----- GIVEN DATA
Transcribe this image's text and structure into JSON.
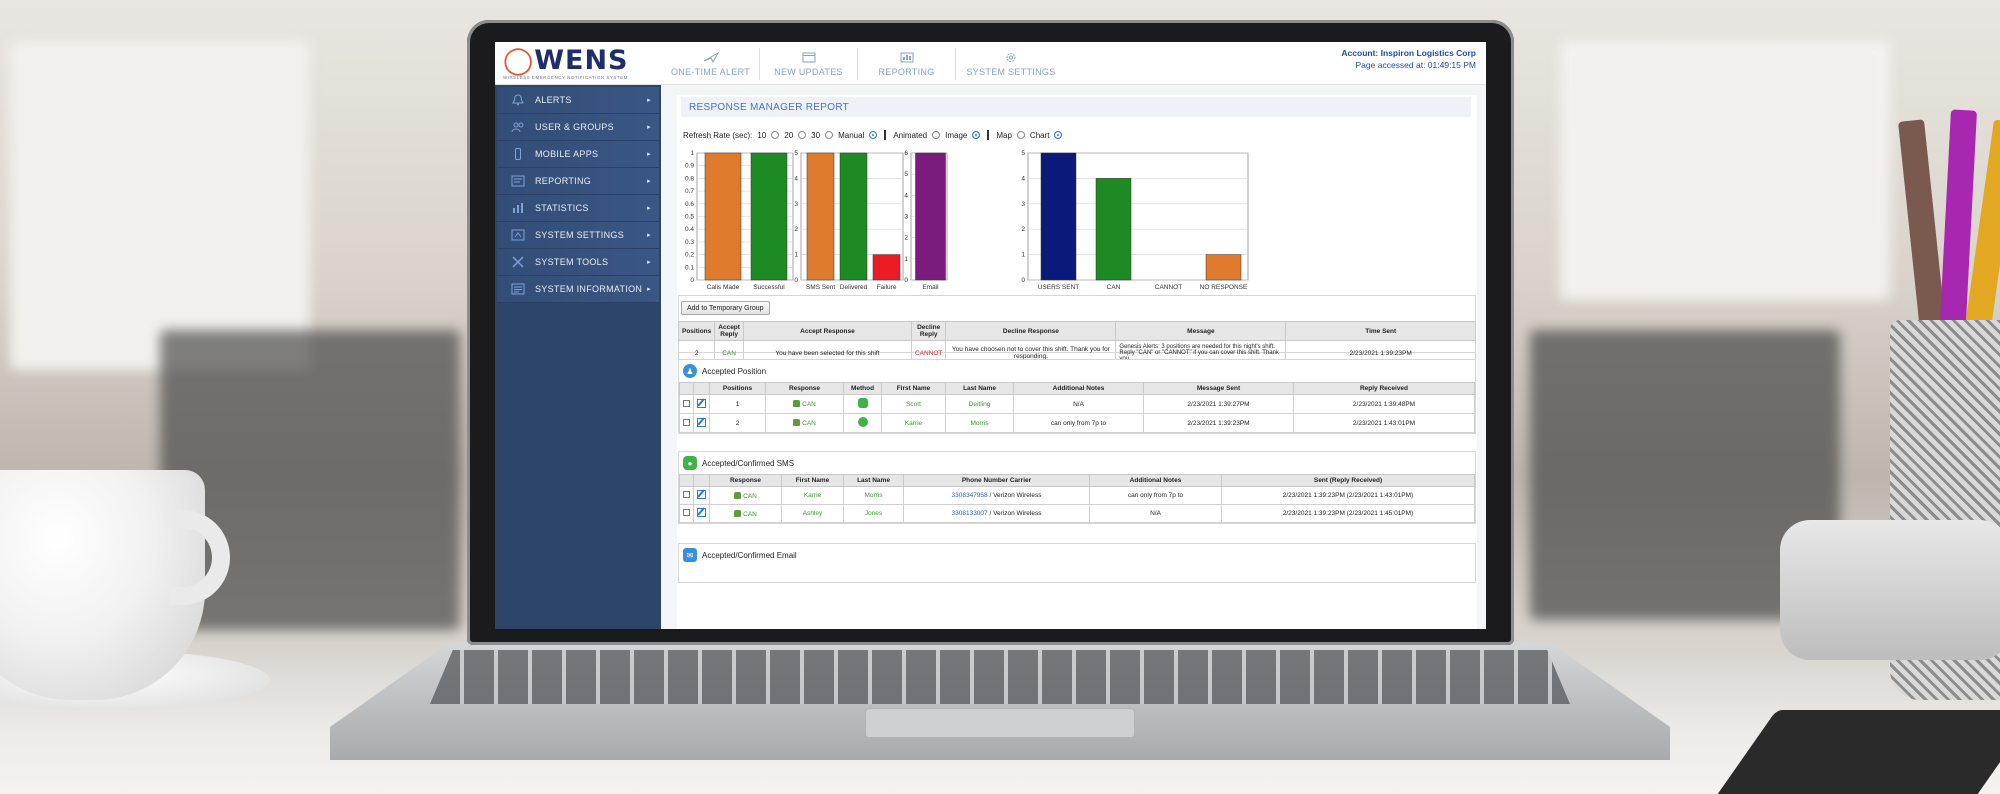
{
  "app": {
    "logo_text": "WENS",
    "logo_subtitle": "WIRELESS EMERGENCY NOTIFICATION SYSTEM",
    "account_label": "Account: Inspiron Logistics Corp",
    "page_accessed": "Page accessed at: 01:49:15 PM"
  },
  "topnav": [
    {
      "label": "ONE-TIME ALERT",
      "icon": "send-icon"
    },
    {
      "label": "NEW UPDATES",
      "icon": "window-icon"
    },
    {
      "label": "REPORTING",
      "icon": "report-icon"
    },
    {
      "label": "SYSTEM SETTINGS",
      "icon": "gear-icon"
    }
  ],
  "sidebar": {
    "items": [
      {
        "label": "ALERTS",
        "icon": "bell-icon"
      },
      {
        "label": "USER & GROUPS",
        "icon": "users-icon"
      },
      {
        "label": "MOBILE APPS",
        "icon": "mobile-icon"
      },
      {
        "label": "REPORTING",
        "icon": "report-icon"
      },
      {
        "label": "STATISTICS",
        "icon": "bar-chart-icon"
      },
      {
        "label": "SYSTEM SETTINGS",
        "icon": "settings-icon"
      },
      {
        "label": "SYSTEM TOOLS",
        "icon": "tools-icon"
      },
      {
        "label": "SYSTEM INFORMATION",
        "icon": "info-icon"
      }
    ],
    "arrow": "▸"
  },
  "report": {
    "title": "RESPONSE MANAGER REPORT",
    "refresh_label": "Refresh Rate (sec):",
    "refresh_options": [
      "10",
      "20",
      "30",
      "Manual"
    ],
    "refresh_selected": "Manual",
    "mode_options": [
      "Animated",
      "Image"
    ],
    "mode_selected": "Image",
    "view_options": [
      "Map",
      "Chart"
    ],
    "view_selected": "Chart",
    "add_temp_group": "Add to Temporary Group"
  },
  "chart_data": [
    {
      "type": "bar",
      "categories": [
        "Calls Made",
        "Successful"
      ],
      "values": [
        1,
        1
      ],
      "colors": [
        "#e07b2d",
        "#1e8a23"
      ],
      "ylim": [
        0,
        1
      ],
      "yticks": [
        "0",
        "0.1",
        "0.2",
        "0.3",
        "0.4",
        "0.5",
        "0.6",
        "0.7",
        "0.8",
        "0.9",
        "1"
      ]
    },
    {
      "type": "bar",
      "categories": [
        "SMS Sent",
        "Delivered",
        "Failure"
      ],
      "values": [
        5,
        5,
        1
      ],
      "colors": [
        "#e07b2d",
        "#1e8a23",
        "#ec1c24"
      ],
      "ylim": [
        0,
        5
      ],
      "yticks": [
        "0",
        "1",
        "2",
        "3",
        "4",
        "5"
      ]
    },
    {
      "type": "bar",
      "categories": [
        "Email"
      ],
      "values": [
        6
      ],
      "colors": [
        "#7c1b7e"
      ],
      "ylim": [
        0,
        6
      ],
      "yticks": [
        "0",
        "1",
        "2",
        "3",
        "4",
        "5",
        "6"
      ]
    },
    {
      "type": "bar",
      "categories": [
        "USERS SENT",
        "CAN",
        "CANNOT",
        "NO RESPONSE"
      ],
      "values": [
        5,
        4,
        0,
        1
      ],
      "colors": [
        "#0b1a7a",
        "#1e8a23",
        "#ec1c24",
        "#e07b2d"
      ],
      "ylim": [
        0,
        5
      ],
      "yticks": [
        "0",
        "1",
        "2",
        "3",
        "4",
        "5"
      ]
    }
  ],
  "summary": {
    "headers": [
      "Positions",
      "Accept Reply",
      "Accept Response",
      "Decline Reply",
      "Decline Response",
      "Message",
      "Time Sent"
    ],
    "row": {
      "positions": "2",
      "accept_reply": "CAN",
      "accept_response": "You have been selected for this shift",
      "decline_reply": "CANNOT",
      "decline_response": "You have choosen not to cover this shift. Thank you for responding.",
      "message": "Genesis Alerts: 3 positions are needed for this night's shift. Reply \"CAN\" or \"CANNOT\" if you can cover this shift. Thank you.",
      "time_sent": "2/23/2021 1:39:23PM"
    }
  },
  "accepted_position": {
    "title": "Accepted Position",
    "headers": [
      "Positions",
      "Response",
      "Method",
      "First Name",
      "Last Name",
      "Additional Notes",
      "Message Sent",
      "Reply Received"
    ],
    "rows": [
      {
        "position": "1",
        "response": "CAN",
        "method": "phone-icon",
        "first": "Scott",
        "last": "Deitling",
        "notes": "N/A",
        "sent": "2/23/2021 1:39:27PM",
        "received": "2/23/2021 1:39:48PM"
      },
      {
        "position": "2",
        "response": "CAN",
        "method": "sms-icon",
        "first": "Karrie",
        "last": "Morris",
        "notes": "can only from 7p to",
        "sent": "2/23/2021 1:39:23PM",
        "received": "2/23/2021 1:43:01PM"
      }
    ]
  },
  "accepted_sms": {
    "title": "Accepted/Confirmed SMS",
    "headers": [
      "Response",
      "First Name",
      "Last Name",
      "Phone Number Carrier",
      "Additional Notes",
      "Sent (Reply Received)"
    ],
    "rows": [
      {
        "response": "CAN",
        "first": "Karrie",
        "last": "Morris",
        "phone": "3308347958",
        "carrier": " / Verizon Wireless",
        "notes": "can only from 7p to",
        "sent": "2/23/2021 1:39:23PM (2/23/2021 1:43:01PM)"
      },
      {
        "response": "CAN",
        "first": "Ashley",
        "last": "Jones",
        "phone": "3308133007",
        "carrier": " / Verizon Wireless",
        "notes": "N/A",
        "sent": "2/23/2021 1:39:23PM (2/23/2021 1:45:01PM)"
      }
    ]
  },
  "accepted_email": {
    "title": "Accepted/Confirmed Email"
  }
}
----------
----- GIVEN DATA
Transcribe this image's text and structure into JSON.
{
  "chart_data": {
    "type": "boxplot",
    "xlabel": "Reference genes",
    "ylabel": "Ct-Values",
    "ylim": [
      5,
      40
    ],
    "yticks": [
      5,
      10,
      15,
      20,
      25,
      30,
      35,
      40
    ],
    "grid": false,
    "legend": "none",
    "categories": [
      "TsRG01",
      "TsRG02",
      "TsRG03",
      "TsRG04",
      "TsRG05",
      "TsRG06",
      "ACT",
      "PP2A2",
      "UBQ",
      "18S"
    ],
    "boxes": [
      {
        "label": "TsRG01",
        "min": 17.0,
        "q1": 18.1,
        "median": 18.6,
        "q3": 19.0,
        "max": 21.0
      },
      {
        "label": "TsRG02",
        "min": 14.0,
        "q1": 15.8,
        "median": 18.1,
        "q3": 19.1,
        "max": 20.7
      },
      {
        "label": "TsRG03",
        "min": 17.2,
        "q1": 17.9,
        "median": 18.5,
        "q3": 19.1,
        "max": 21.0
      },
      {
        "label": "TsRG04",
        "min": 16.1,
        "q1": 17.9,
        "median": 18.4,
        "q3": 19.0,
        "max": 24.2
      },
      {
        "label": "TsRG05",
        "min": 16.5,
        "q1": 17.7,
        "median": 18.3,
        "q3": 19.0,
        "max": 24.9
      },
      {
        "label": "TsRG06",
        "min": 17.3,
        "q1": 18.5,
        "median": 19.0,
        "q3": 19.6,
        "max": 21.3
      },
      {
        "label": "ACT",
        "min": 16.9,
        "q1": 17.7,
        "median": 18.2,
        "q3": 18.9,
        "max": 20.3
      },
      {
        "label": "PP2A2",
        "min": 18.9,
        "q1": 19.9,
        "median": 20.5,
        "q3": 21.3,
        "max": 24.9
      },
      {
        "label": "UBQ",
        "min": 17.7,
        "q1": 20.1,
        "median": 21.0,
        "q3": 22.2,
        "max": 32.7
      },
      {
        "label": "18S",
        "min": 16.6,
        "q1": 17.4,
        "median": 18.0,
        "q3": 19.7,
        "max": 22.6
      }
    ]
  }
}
----------
----- GIVEN DATA
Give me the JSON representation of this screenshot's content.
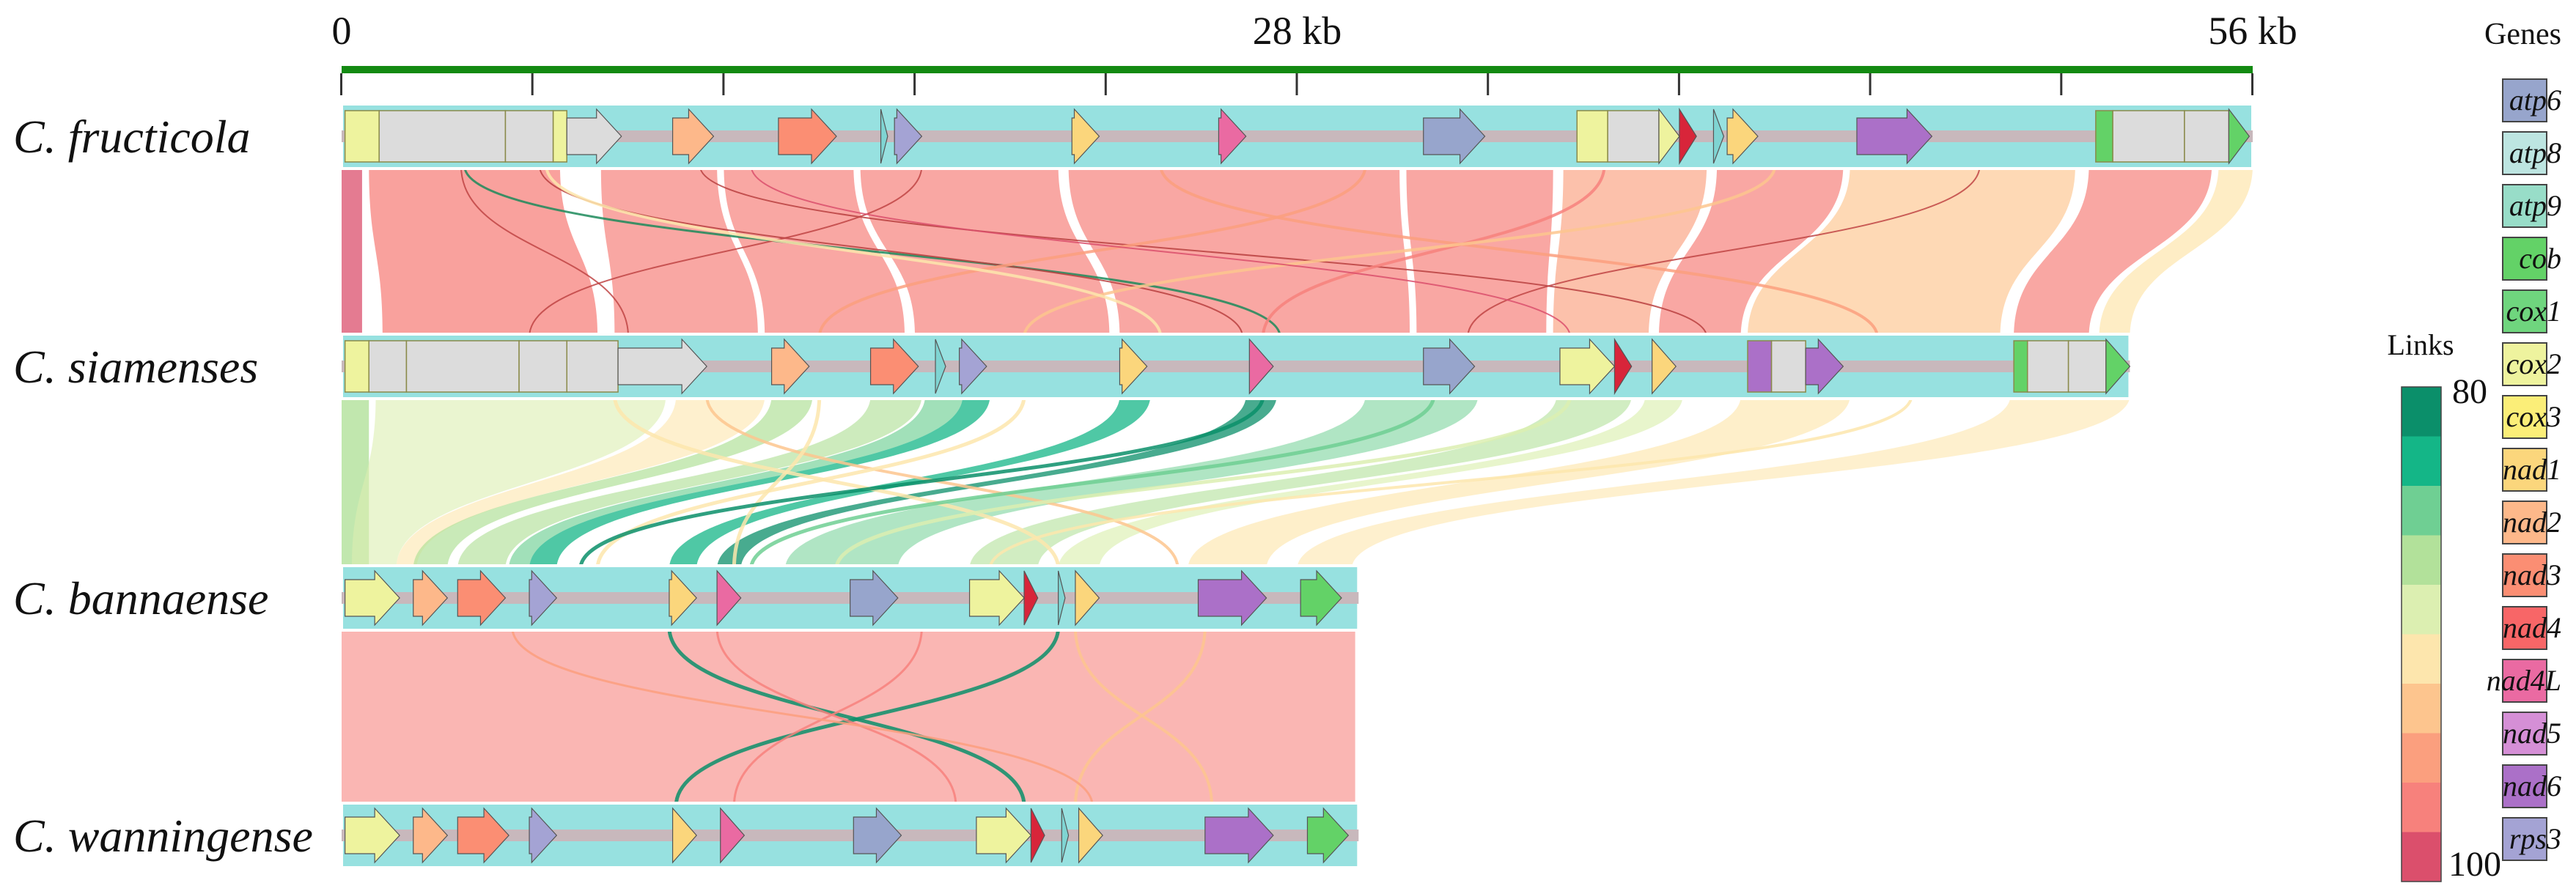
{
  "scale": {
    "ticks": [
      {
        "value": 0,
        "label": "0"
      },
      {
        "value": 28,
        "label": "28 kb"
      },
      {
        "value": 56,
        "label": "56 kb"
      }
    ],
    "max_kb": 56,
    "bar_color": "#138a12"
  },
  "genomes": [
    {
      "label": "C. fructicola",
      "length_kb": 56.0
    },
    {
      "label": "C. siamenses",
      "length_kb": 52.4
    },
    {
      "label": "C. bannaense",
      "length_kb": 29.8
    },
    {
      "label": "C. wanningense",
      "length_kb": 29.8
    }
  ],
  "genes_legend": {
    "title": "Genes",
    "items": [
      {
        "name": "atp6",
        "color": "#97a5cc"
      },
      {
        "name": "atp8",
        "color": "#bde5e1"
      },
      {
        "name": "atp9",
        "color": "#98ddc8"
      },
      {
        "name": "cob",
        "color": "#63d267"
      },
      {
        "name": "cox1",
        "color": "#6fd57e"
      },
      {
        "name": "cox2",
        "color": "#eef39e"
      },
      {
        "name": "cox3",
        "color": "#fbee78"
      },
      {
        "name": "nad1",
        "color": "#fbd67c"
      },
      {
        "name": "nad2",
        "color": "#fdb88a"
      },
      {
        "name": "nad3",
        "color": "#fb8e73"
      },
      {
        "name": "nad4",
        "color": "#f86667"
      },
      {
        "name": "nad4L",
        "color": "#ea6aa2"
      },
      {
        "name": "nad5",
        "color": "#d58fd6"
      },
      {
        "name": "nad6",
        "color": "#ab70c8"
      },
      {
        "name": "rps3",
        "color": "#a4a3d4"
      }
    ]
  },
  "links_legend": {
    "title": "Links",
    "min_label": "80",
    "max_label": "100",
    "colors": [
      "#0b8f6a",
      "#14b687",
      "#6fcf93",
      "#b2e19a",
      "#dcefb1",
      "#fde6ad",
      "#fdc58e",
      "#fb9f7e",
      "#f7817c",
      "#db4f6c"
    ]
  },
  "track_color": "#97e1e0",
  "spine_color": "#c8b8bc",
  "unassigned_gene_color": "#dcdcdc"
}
----------
= WHAT IS REQUIRED =
List every line above that holds the word "Confirmed".

= RESPONSE AREA =
    "title": "Accepted/Confirmed SMS",
    "title": "Accepted/Confirmed Email"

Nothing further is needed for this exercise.